### Exercise goal
Your job is to report every line of the entries that has "from".

[Dataset entries for page text]
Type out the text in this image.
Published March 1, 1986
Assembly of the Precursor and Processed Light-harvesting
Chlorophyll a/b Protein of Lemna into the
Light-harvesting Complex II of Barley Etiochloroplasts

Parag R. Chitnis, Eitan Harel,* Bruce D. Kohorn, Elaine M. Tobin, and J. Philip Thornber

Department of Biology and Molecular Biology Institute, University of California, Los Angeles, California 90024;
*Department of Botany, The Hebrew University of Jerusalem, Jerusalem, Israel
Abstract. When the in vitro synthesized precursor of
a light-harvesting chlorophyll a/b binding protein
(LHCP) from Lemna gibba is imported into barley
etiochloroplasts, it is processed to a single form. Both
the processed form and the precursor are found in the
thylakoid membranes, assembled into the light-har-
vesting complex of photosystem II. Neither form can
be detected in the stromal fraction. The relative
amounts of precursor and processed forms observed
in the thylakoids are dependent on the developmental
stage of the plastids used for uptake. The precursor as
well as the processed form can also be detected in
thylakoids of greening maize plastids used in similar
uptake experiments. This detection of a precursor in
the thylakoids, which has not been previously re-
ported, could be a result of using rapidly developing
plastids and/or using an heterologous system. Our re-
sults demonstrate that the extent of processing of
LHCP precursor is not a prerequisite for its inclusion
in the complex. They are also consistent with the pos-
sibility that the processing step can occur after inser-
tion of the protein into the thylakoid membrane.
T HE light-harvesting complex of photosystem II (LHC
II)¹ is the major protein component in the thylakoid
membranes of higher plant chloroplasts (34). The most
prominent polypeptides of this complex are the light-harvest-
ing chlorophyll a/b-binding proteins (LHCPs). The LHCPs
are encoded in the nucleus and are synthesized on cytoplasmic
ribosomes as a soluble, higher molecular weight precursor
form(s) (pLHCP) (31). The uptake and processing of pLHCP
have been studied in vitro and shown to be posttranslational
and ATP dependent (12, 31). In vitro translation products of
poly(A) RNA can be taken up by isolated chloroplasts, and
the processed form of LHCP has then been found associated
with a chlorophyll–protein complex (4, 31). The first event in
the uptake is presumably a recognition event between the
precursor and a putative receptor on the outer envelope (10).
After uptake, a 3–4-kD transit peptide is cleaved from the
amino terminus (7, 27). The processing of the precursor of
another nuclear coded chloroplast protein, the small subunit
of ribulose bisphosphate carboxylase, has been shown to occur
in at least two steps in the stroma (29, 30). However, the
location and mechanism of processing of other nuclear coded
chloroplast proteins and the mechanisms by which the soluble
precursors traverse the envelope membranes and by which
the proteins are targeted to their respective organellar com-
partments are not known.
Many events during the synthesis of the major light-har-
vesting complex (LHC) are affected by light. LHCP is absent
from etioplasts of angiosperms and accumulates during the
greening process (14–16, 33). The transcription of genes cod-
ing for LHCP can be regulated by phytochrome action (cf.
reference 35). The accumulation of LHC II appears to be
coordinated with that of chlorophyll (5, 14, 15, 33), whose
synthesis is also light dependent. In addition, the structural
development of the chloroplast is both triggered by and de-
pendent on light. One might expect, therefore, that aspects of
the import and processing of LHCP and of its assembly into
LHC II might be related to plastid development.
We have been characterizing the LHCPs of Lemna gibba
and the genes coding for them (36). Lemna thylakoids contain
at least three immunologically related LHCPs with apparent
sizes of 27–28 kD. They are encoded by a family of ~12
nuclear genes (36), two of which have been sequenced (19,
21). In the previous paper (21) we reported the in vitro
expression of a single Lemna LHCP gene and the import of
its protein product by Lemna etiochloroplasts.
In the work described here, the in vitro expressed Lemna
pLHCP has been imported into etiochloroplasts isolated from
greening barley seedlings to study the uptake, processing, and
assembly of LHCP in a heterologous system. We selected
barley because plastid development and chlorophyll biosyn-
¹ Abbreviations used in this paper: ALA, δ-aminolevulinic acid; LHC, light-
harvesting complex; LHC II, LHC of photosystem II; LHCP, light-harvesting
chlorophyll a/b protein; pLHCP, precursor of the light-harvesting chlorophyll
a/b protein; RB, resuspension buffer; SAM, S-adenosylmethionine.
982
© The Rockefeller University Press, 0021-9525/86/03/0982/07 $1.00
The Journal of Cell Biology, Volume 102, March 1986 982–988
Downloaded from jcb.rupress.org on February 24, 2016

### Output of the exercise
(LHCP) from Lemna gibba is imported into barley
After uptake, a 3–4-kD transit peptide is cleaved from the
from etioplasts of angiosperms and accumulates during the
pLHCP has been imported into etiochloroplasts isolated from
Downloaded from jcb.rupress.org on February 24, 2016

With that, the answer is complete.